Start Exercise materials

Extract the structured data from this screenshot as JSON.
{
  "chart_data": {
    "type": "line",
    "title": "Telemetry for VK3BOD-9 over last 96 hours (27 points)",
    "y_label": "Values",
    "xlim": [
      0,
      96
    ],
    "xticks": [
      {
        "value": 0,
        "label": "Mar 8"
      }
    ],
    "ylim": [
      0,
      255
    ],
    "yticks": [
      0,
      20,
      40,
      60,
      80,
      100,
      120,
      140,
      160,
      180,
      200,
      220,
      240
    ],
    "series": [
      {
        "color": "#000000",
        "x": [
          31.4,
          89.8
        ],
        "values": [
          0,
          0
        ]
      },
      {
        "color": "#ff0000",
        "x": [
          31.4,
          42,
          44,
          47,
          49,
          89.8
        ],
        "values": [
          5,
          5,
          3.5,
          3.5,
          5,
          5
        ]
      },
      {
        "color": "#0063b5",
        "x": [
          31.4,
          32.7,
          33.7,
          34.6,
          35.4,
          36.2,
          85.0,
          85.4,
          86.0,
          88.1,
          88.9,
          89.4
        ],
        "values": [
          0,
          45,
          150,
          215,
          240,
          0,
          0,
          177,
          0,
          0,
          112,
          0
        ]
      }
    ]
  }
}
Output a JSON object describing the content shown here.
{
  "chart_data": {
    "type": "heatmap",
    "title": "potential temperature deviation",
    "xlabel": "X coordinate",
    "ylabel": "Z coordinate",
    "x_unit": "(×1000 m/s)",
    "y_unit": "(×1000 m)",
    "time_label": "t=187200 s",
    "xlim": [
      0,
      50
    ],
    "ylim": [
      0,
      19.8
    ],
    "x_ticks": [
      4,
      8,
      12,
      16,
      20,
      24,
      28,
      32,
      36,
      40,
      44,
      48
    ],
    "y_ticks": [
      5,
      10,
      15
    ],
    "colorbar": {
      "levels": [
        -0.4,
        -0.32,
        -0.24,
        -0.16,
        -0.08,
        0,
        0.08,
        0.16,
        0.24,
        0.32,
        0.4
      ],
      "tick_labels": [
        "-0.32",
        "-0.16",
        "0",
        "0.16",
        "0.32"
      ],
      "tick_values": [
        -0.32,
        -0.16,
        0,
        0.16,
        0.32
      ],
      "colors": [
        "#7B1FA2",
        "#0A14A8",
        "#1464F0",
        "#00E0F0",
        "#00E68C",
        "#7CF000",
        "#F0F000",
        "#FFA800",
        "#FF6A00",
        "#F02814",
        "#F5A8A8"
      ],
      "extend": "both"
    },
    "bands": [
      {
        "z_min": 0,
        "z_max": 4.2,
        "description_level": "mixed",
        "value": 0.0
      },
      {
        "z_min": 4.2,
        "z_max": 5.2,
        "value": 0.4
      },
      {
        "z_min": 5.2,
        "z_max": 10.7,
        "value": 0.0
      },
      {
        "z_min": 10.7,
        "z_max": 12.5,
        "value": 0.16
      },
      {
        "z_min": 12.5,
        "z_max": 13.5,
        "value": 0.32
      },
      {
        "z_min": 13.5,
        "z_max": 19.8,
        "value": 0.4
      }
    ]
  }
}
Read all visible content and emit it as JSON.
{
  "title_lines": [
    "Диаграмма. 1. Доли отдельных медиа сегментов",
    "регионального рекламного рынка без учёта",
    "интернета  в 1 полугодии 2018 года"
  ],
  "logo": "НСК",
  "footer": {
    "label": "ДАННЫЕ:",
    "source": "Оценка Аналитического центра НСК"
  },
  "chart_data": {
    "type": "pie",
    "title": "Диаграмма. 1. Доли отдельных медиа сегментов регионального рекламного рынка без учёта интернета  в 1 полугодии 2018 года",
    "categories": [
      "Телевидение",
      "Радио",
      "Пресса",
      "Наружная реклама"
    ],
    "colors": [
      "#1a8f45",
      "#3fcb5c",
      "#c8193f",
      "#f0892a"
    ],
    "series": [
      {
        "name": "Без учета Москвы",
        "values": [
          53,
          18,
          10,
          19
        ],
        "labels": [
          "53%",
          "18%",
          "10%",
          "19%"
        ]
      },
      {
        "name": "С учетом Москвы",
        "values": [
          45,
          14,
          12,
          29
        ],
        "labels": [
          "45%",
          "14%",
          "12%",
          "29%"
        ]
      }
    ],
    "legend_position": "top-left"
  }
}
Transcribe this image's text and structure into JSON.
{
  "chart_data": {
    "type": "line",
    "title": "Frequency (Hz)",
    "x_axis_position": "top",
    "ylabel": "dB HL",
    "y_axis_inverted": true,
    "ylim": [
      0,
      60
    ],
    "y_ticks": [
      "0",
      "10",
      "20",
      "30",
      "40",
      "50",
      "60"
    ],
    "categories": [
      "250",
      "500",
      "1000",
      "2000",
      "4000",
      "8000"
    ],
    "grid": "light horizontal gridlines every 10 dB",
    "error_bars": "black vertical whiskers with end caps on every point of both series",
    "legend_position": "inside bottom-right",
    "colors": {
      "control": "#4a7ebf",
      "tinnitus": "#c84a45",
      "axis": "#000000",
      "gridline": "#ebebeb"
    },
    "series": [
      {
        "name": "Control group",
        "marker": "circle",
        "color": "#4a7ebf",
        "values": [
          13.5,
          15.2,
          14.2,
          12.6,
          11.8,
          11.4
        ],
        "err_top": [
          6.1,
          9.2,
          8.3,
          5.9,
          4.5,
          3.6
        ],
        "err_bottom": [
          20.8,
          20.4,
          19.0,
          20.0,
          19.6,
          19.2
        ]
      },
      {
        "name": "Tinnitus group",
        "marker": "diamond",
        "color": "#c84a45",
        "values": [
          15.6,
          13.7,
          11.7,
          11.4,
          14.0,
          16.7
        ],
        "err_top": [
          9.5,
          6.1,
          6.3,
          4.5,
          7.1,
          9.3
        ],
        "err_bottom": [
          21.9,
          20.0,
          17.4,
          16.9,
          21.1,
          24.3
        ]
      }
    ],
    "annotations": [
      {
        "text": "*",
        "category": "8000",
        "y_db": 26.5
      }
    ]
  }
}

End Exercise materials

Exercise goal:
Would you restate each of the entries word for word?

Complete output:
Extract the structured data from this screenshot as JSON.
{
  "chart_data": {
    "type": "line",
    "title": "Telemetry for VK3BOD-9 over last 96 hours (27 points)",
    "y_label": "Values",
    "xlim": [
      0,
      96
    ],
    "xticks": [
      {
        "value": 0,
        "label": "Mar 8"
      }
    ],
    "ylim": [
      0,
      255
    ],
    "yticks": [
      0,
      20,
      40,
      60,
      80,
      100,
      120,
      140,
      160,
      180,
      200,
      220,
      240
    ],
    "series": [
      {
        "color": "#000000",
        "x": [
          31.4,
          89.8
        ],
        "values": [
          0,
          0
        ]
      },
      {
        "color": "#ff0000",
        "x": [
          31.4,
          42,
          44,
          47,
          49,
          89.8
        ],
        "values": [
          5,
          5,
          3.5,
          3.5,
          5,
          5
        ]
      },
      {
        "color": "#0063b5",
        "x": [
          31.4,
          32.7,
          33.7,
          34.6,
          35.4,
          36.2,
          85.0,
          85.4,
          86.0,
          88.1,
          88.9,
          89.4
        ],
        "values": [
          0,
          45,
          150,
          215,
          240,
          0,
          0,
          177,
          0,
          0,
          112,
          0
        ]
      }
    ]
  }
}
Output a JSON object describing the content shown here.
{
  "chart_data": {
    "type": "heatmap",
    "title": "potential temperature deviation",
    "xlabel": "X coordinate",
    "ylabel": "Z coordinate",
    "x_unit": "(×1000 m/s)",
    "y_unit": "(×1000 m)",
    "time_label": "t=187200 s",
    "xlim": [
      0,
      50
    ],
    "ylim": [
      0,
      19.8
    ],
    "x_ticks": [
      4,
      8,
      12,
      16,
      20,
      24,
      28,
      32,
      36,
      40,
      44,
      48
    ],
    "y_ticks": [
      5,
      10,
      15
    ],
    "colorbar": {
      "levels": [
        -0.4,
        -0.32,
        -0.24,
        -0.16,
        -0.08,
        0,
        0.08,
        0.16,
        0.24,
        0.32,
        0.4
      ],
      "tick_labels": [
        "-0.32",
        "-0.16",
        "0",
        "0.16",
        "0.32"
      ],
      "tick_values": [
        -0.32,
        -0.16,
        0,
        0.16,
        0.32
      ],
      "colors": [
        "#7B1FA2",
        "#0A14A8",
        "#1464F0",
        "#00E0F0",
        "#00E68C",
        "#7CF000",
        "#F0F000",
        "#FFA800",
        "#FF6A00",
        "#F02814",
        "#F5A8A8"
      ],
      "extend": "both"
    },
    "bands": [
      {
        "z_min": 0,
        "z_max": 4.2,
        "description_level": "mixed",
        "value": 0.0
      },
      {
        "z_min": 4.2,
        "z_max": 5.2,
        "value": 0.4
      },
      {
        "z_min": 5.2,
        "z_max": 10.7,
        "value": 0.0
      },
      {
        "z_min": 10.7,
        "z_max": 12.5,
        "value": 0.16
      },
      {
        "z_min": 12.5,
        "z_max": 13.5,
        "value": 0.32
      },
      {
        "z_min": 13.5,
        "z_max": 19.8,
        "value": 0.4
      }
    ]
  }
}
Read all visible content and emit it as JSON.
{
  "title_lines": [
    "Диаграмма. 1. Доли отдельных медиа сегментов",
    "регионального рекламного рынка без учёта",
    "интернета  в 1 полугодии 2018 года"
  ],
  "logo": "НСК",
  "footer": {
    "label": "ДАННЫЕ:",
    "source": "Оценка Аналитического центра НСК"
  },
  "chart_data": {
    "type": "pie",
    "title": "Диаграмма. 1. Доли отдельных медиа сегментов регионального рекламного рынка без учёта интернета  в 1 полугодии 2018 года",
    "categories": [
      "Телевидение",
      "Радио",
      "Пресса",
      "Наружная реклама"
    ],
    "colors": [
      "#1a8f45",
      "#3fcb5c",
      "#c8193f",
      "#f0892a"
    ],
    "series": [
      {
        "name": "Без учета Москвы",
        "values": [
          53,
          18,
          10,
          19
        ],
        "labels": [
          "53%",
          "18%",
          "10%",
          "19%"
        ]
      },
      {
        "name": "С учетом Москвы",
        "values": [
          45,
          14,
          12,
          29
        ],
        "labels": [
          "45%",
          "14%",
          "12%",
          "29%"
        ]
      }
    ],
    "legend_position": "top-left"
  }
}
Transcribe this image's text and structure into JSON.
{
  "chart_data": {
    "type": "line",
    "title": "Frequency (Hz)",
    "x_axis_position": "top",
    "ylabel": "dB HL",
    "y_axis_inverted": true,
    "ylim": [
      0,
      60
    ],
    "y_ticks": [
      "0",
      "10",
      "20",
      "30",
      "40",
      "50",
      "60"
    ],
    "categories": [
      "250",
      "500",
      "1000",
      "2000",
      "4000",
      "8000"
    ],
    "grid": "light horizontal gridlines every 10 dB",
    "error_bars": "black vertical whiskers with end caps on every point of both series",
    "legend_position": "inside bottom-right",
    "colors": {
      "control": "#4a7ebf",
      "tinnitus": "#c84a45",
      "axis": "#000000",
      "gridline": "#ebebeb"
    },
    "series": [
      {
        "name": "Control group",
        "marker": "circle",
        "color": "#4a7ebf",
        "values": [
          13.5,
          15.2,
          14.2,
          12.6,
          11.8,
          11.4
        ],
        "err_top": [
          6.1,
          9.2,
          8.3,
          5.9,
          4.5,
          3.6
        ],
        "err_bottom": [
          20.8,
          20.4,
          19.0,
          20.0,
          19.6,
          19.2
        ]
      },
      {
        "name": "Tinnitus group",
        "marker": "diamond",
        "color": "#c84a45",
        "values": [
          15.6,
          13.7,
          11.7,
          11.4,
          14.0,
          16.7
        ],
        "err_top": [
          9.5,
          6.1,
          6.3,
          4.5,
          7.1,
          9.3
        ],
        "err_bottom": [
          21.9,
          20.0,
          17.4,
          16.9,
          21.1,
          24.3
        ]
      }
    ],
    "annotations": [
      {
        "text": "*",
        "category": "8000",
        "y_db": 26.5
      }
    ]
  }
}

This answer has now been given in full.